▶ _Problem_
Pull every line containing "existantes" out of the material below.

▶ _Dataset records_
● ● ● ● ●

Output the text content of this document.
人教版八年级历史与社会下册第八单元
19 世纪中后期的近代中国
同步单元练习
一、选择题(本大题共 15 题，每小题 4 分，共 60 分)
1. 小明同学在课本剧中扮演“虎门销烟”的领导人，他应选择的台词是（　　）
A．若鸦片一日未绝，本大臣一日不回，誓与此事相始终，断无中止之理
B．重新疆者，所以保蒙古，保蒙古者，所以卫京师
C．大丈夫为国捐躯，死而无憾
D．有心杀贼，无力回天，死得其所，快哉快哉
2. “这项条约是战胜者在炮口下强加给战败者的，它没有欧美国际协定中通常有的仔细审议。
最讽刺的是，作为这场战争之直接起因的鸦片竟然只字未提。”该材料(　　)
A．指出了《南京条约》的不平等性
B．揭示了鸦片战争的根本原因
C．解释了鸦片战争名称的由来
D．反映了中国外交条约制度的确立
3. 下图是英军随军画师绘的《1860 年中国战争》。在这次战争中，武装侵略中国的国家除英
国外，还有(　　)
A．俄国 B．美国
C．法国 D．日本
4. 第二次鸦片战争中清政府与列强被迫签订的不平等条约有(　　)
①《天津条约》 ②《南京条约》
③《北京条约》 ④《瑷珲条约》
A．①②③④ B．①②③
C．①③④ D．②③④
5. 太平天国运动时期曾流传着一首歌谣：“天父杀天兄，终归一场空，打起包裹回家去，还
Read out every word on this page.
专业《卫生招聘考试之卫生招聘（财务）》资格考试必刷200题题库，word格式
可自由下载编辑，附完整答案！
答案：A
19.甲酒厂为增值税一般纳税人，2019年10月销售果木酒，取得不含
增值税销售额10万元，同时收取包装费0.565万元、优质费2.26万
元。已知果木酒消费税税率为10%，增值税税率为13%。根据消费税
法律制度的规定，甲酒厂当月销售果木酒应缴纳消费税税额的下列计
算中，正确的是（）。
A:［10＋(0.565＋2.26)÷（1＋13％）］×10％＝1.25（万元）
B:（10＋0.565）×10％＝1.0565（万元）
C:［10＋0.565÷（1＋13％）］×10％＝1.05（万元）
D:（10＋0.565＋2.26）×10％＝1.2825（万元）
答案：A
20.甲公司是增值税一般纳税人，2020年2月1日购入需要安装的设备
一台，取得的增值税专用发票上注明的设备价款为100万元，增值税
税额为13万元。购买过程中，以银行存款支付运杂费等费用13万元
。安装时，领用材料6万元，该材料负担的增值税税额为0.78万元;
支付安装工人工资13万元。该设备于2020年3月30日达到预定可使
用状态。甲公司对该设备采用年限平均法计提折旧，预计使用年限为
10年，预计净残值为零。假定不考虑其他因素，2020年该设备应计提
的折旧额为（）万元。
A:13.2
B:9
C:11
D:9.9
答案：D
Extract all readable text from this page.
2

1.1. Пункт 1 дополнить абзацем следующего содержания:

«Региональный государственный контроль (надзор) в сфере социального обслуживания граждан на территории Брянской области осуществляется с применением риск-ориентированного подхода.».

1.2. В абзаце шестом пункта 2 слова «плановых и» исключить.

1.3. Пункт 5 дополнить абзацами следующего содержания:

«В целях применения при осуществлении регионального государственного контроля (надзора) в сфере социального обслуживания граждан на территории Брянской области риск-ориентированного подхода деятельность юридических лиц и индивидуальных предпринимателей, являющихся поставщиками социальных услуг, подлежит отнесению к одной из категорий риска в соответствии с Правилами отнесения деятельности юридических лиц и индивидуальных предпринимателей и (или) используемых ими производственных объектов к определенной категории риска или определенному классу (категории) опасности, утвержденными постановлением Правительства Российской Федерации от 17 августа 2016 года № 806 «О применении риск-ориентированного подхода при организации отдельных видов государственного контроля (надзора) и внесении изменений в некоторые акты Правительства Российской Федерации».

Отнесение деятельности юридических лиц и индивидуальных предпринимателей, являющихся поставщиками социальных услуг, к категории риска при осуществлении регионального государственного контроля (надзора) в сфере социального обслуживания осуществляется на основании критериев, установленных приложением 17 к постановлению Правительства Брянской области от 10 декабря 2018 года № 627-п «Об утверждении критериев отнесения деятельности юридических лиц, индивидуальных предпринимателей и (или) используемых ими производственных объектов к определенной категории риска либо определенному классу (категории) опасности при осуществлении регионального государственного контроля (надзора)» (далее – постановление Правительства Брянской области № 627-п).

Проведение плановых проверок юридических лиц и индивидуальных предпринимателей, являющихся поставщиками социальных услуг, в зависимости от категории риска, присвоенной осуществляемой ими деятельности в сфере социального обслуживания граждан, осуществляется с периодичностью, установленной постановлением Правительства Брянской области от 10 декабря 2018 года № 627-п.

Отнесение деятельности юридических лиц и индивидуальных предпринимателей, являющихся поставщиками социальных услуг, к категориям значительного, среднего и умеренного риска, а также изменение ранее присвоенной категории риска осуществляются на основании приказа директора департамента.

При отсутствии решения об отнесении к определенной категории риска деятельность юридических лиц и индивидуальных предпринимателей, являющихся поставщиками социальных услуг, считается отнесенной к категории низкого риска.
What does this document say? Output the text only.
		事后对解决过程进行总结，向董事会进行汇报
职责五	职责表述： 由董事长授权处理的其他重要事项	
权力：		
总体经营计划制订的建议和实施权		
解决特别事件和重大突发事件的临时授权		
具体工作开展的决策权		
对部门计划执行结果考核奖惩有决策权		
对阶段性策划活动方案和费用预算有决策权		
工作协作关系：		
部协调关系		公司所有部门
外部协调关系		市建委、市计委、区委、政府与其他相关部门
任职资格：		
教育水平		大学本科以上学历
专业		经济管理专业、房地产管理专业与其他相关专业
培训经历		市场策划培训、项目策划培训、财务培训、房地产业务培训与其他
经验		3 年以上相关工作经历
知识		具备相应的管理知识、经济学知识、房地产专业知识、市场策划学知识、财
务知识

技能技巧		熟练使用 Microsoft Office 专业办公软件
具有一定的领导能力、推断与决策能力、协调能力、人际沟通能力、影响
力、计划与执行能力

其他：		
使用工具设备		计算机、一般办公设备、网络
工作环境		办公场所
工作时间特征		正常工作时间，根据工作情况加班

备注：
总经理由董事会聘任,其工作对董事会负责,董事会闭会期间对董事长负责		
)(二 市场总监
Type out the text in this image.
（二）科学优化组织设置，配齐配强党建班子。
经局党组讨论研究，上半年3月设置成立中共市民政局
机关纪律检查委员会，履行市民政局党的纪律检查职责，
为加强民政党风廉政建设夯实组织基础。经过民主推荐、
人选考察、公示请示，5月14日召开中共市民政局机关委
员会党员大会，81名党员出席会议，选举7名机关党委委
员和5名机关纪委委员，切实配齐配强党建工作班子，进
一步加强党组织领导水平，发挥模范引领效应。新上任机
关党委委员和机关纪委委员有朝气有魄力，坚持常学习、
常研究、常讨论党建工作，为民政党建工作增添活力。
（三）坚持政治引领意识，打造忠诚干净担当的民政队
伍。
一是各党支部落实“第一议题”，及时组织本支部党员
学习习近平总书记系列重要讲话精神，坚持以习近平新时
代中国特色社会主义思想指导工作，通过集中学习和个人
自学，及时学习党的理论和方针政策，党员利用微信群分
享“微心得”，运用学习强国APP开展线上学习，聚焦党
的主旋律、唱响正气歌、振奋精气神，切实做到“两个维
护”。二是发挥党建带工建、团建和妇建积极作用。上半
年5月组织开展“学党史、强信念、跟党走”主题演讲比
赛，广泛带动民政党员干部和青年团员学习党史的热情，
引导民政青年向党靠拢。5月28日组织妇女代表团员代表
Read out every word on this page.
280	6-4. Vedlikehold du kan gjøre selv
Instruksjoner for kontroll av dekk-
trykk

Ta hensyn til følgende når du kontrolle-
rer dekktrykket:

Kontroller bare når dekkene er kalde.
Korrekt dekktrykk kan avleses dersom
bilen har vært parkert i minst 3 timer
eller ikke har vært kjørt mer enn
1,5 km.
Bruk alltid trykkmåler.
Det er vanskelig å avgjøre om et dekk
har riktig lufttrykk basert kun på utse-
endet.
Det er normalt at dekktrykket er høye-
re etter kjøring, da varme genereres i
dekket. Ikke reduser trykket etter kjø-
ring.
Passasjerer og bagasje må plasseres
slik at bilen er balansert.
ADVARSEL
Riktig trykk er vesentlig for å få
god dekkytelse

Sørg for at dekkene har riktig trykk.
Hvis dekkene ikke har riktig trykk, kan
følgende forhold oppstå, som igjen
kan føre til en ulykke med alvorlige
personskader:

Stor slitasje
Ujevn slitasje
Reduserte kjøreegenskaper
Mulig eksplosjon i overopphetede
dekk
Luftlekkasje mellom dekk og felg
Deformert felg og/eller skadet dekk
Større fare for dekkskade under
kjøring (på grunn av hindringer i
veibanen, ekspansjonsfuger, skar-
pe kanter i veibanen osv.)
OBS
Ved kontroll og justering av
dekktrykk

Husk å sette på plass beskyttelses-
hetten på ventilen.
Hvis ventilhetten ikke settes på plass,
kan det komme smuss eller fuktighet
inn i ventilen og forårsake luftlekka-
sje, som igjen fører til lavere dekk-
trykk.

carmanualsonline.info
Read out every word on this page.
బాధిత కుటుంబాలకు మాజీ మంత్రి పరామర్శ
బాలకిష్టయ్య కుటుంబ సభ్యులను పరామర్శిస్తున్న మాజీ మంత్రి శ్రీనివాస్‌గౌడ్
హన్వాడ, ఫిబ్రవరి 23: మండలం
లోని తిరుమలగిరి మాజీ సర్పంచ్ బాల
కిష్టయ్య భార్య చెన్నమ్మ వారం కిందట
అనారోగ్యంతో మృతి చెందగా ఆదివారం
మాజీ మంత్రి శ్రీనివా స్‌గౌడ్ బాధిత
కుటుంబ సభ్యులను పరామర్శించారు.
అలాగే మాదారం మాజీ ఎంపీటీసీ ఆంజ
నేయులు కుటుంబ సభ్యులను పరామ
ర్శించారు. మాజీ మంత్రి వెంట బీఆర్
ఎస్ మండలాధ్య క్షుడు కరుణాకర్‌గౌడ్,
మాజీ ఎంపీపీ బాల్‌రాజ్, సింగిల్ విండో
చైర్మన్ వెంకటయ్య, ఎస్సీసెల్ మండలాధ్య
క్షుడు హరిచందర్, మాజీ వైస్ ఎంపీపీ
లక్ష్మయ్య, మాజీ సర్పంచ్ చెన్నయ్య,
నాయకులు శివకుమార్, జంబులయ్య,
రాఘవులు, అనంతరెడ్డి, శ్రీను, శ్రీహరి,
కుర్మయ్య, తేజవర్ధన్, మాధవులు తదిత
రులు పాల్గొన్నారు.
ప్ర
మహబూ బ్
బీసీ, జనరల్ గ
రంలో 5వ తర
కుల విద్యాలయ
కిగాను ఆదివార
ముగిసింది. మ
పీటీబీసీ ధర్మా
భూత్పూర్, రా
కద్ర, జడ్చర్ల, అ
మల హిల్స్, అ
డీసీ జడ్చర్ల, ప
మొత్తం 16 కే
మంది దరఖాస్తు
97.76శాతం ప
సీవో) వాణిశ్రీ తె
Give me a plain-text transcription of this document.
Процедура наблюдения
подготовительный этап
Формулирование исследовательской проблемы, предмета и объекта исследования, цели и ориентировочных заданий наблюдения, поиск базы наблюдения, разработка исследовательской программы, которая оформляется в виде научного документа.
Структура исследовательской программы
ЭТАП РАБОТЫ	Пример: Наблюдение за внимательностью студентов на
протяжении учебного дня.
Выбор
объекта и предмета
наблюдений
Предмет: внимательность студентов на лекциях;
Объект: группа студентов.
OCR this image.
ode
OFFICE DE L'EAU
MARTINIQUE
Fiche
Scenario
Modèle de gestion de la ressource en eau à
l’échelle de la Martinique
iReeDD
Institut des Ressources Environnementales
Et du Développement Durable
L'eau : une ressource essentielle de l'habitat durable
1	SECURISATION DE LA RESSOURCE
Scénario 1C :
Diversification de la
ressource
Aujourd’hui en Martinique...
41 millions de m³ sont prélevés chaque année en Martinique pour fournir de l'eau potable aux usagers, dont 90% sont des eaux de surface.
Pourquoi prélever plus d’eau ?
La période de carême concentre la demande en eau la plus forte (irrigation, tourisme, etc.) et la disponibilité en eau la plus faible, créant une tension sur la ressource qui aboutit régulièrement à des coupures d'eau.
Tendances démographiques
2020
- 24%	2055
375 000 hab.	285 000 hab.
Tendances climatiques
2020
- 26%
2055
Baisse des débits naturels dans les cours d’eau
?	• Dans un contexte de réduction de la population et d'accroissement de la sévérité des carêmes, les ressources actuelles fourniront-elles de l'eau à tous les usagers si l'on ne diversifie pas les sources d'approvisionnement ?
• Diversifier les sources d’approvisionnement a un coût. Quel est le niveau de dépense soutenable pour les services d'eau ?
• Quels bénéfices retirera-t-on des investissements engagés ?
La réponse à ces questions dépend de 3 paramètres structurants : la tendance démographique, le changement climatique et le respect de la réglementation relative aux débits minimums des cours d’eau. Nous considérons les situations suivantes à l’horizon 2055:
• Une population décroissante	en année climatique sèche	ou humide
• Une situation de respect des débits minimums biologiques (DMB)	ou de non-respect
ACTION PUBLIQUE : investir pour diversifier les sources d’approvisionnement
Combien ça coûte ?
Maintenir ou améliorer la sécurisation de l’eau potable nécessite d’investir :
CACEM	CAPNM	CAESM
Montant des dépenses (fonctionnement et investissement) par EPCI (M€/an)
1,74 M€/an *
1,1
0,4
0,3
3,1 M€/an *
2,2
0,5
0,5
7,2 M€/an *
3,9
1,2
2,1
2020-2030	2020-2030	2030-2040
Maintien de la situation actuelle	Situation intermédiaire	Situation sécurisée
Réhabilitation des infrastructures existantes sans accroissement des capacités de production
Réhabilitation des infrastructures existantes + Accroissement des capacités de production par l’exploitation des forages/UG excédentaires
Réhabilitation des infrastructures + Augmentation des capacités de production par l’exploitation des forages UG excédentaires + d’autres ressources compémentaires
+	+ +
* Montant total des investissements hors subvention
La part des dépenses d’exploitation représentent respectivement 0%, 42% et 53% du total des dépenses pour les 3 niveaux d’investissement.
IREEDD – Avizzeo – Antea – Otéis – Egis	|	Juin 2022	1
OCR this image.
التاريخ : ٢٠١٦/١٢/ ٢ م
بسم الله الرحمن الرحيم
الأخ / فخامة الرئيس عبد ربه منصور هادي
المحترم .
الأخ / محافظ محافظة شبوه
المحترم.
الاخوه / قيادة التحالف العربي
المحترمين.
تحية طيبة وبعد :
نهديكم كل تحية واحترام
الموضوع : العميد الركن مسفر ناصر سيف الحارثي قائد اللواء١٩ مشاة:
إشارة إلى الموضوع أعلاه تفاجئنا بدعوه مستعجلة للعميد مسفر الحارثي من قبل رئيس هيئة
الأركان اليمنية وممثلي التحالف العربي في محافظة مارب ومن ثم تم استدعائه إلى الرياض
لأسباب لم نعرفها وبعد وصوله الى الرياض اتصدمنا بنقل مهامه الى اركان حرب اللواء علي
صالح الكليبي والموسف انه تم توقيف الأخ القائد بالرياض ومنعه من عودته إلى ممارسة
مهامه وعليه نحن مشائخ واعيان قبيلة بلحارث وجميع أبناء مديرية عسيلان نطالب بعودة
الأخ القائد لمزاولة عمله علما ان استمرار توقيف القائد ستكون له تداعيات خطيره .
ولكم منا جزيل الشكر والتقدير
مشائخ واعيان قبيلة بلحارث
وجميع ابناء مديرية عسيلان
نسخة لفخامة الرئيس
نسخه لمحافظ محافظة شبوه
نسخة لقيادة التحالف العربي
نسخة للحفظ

● ● ● ● ●

▶ _Answer to this task_
Réhabilitation des infrastructures existantes sans accroissement des capacités de production
Réhabilitation des infrastructures existantes + Accroissement des capacités de production par l’exploitation des forages/UG excédentaires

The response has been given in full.